* START *

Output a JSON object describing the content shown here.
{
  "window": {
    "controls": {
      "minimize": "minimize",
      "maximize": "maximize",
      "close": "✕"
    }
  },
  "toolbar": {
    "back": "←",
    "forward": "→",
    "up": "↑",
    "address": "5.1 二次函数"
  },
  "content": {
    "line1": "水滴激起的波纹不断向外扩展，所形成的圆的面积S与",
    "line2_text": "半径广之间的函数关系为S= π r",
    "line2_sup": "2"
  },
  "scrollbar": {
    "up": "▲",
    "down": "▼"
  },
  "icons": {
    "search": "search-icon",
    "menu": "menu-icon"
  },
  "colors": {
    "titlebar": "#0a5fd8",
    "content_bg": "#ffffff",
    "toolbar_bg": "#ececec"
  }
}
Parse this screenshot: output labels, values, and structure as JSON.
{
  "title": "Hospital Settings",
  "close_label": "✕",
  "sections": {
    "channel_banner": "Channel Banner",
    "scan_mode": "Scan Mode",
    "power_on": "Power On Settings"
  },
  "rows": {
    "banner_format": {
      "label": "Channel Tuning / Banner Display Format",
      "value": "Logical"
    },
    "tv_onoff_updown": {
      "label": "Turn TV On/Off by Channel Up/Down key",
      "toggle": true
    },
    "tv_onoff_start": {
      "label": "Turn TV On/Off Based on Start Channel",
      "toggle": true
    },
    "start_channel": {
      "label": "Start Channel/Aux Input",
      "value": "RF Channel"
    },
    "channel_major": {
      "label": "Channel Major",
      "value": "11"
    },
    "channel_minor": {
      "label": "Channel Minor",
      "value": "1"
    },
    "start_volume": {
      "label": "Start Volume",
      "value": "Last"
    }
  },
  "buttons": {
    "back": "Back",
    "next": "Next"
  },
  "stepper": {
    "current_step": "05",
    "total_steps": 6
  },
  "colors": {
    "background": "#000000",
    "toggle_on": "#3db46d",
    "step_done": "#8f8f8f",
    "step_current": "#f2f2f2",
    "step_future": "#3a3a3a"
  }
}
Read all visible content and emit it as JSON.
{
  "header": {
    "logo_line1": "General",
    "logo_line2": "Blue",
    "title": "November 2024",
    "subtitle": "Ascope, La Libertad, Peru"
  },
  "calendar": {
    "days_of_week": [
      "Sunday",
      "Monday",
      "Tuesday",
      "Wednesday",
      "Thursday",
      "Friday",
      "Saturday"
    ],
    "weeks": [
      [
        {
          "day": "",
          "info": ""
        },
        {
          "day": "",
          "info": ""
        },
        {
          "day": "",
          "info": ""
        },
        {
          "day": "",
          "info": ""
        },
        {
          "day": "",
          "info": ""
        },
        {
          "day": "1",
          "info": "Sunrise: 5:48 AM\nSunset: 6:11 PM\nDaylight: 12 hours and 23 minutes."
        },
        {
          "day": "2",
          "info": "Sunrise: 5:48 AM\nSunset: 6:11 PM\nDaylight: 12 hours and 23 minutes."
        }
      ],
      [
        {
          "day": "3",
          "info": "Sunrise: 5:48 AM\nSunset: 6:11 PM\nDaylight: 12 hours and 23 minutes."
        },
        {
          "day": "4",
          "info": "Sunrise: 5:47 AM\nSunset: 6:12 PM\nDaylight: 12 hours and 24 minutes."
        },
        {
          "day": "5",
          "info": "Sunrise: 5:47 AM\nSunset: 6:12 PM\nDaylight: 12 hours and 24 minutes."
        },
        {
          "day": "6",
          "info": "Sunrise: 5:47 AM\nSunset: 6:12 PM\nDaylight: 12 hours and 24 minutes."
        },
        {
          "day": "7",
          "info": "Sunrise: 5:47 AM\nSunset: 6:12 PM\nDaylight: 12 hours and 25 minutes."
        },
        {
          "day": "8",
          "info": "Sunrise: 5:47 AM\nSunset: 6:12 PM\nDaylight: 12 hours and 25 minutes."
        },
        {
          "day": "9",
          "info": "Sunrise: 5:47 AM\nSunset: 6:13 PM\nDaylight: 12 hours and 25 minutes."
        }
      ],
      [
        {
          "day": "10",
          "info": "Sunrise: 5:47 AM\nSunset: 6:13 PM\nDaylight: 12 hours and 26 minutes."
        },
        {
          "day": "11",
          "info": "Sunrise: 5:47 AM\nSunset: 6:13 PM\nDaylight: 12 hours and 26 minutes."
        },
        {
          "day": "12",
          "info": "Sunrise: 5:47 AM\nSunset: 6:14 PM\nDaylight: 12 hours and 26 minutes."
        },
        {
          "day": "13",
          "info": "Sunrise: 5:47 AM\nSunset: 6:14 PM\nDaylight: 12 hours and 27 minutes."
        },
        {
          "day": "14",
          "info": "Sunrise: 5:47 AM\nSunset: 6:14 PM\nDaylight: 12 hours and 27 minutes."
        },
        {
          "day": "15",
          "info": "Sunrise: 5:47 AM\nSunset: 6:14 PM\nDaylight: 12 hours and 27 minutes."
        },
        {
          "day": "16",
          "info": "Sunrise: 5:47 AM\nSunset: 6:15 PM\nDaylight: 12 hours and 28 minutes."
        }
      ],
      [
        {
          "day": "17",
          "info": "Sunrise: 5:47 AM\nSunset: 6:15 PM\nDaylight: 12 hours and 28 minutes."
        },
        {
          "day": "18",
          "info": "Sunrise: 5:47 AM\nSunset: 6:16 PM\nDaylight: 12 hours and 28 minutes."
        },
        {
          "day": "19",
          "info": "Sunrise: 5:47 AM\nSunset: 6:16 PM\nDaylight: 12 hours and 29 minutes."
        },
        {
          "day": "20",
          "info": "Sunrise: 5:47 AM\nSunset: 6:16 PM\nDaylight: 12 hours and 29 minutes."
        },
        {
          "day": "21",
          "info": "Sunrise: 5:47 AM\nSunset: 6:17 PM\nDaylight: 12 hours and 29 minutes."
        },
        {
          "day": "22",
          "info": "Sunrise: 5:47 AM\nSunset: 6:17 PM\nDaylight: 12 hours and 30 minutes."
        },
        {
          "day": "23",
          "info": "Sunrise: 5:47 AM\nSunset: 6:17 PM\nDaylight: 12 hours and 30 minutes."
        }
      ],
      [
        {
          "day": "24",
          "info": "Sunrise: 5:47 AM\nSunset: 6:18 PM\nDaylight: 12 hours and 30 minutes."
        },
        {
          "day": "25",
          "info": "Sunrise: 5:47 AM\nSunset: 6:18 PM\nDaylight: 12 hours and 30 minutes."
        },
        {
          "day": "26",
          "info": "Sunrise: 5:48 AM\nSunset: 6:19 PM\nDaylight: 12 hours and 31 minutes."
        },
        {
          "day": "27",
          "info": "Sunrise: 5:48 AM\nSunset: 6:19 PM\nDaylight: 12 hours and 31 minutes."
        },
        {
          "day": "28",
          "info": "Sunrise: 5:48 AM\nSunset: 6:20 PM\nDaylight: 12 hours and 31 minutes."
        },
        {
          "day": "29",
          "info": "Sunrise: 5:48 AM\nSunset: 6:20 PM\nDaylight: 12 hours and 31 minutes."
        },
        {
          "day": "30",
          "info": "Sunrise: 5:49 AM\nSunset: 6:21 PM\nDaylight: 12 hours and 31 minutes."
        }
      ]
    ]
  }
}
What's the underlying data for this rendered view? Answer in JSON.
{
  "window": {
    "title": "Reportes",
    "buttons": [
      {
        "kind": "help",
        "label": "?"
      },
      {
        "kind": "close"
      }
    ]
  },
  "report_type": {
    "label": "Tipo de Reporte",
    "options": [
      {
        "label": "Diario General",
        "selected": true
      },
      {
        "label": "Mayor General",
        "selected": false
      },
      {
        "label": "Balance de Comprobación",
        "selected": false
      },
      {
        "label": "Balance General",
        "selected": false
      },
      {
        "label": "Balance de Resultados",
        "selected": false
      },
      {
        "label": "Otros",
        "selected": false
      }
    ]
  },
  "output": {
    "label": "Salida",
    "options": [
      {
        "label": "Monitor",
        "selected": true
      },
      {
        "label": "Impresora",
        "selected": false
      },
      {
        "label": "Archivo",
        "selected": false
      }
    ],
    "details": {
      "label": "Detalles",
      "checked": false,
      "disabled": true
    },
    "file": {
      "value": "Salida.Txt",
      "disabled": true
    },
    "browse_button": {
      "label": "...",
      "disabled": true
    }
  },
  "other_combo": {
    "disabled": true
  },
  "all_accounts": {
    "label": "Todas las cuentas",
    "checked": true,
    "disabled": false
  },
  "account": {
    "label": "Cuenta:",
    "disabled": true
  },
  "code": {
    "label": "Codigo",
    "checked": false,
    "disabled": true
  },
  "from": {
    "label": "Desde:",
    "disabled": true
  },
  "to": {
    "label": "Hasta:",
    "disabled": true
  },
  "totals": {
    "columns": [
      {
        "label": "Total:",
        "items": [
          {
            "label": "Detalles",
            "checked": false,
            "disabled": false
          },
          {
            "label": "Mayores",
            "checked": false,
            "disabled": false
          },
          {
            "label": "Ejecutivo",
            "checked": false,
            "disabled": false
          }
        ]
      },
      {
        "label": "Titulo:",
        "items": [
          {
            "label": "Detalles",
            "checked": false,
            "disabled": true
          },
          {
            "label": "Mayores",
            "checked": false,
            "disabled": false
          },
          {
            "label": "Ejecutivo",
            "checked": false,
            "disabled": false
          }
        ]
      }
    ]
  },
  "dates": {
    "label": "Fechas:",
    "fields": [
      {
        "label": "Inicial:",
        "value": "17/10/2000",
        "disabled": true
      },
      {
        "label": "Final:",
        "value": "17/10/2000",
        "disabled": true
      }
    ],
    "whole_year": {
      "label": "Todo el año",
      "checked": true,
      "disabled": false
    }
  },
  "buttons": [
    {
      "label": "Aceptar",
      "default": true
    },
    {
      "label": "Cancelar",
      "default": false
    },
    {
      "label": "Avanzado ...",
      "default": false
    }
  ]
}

* END *

__DIRECTIONS FOR THIS TASK__.
Search the preceding listing for "General" and extract every line where it is found.

__COMPLETE RESPONSE__.
    "logo_line1": "General",
        "label": "Diario General",
        "label": "Mayor General",
        "label": "Balance General",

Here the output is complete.